## Do this
Copy every record exactly, and keep the pictures out.

[Stored data]
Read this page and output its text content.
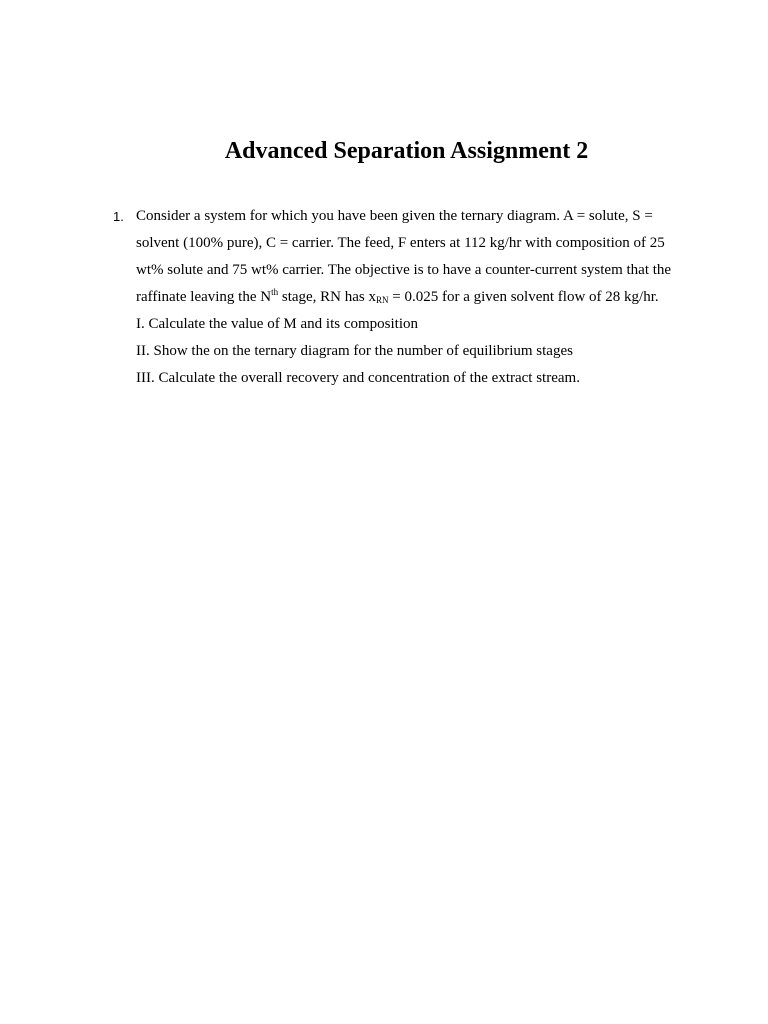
Advanced Separation Assignment 2
1. Consider a system for which you have been given the ternary diagram. A = solute, S =

solvent (100% pure), C = carrier. The feed, F enters at 112 kg/hr with composition of 25

wt% solute and 75 wt% carrier. The objective is to have a counter-current system that the

raffinate leaving the $N^{th}$ stage, RN has $x_{RN} = 0.025$ for a given solvent flow of 28 kg/hr.

I. Calculate the value of M and its composition

II. Show the on the ternary diagram for the number of equilibrium stages

III. Calculate the overall recovery and concentration of the extract stream.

## Response
Read this page and output its text content.
Advanced Separation Assignment 2
1. Consider a system for which you have been given the ternary diagram. A = solute, S =

solvent (100% pure), C = carrier. The feed, F enters at 112 kg/hr with composition of 25

wt% solute and 75 wt% carrier. The objective is to have a counter-current system that the

raffinate leaving the $N^{th}$ stage, RN has $x_{RN} = 0.025$ for a given solvent flow of 28 kg/hr.

I. Calculate the value of M and its composition

II. Show the on the ternary diagram for the number of equilibrium stages

III. Calculate the overall recovery and concentration of the extract stream.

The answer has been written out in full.